--- begin ---

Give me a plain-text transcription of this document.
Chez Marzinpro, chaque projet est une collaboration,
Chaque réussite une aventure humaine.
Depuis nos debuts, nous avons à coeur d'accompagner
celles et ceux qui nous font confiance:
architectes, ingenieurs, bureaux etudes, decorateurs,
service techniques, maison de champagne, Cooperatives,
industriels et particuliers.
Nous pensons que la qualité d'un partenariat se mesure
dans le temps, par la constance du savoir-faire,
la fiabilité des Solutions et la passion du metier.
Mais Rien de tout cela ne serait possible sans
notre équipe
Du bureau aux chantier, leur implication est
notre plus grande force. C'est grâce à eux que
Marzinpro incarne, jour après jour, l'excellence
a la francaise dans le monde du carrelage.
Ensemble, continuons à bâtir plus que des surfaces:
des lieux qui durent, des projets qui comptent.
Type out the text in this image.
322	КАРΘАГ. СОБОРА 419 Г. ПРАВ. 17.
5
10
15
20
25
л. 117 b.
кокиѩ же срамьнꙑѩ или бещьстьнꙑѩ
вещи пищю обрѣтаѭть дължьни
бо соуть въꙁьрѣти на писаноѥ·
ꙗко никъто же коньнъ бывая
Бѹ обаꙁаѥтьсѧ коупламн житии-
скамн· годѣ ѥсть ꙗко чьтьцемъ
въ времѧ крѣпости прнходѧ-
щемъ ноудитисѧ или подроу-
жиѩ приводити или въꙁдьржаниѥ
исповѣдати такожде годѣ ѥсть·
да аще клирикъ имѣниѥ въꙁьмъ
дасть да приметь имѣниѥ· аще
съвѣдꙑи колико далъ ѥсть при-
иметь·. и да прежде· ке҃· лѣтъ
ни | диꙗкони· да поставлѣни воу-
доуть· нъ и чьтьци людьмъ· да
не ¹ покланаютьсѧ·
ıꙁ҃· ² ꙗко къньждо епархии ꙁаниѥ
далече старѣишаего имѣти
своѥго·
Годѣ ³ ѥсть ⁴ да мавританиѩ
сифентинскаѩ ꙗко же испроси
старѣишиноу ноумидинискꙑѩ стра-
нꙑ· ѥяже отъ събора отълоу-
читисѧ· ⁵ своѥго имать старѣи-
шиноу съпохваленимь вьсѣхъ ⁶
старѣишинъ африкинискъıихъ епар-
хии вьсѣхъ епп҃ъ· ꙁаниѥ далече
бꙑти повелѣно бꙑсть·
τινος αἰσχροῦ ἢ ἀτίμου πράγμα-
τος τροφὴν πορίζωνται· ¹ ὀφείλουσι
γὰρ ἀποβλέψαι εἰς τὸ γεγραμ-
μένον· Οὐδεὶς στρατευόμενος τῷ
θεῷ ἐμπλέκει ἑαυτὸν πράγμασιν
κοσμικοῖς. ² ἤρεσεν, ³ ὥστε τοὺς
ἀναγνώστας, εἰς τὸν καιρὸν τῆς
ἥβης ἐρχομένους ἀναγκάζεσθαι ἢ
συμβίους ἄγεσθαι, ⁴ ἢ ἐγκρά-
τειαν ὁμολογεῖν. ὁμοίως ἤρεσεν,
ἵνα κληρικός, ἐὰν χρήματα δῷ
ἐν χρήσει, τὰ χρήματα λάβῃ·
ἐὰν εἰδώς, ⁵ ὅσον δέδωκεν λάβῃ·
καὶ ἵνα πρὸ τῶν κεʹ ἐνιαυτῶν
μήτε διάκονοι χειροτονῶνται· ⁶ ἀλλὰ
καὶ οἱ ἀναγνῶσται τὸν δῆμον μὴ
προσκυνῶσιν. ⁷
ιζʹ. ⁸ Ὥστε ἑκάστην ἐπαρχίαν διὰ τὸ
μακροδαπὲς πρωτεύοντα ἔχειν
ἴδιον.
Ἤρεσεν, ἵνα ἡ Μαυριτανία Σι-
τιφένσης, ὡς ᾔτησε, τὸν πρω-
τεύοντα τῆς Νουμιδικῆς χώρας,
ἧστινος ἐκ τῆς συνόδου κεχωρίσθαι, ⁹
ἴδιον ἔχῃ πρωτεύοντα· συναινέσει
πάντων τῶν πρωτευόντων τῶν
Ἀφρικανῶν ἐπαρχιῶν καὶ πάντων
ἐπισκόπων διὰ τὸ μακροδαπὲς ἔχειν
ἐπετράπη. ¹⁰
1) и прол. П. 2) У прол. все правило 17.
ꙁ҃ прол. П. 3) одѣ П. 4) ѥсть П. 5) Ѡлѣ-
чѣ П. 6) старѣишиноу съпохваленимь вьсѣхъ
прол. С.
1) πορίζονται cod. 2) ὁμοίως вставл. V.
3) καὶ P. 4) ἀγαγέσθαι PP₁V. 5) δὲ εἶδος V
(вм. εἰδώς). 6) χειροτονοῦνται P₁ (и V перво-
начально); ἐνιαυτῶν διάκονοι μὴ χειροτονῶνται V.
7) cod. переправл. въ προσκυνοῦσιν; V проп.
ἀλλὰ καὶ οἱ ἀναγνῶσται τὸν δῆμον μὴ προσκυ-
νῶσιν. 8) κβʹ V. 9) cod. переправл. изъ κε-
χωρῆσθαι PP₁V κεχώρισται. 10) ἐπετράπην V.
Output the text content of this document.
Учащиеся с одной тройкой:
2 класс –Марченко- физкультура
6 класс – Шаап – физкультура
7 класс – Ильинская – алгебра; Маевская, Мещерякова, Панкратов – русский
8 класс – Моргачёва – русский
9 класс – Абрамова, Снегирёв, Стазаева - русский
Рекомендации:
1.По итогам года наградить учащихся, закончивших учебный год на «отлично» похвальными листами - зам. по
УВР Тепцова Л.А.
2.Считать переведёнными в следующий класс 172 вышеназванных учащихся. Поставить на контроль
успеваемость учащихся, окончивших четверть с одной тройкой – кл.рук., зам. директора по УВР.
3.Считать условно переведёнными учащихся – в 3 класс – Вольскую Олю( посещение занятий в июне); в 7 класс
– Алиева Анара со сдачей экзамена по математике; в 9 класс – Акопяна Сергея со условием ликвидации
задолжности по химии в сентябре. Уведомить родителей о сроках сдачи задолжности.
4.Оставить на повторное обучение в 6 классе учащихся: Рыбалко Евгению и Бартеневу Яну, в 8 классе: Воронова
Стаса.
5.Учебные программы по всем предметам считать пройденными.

--- end ---

- _TASK DESCRIPTION_
Copy every line of the records above that holds the word "dans".

- _EXERCISE ANSWER_
dans le temps, par la constance du savoir-faire,
a la francaise dans le monde du carrelage.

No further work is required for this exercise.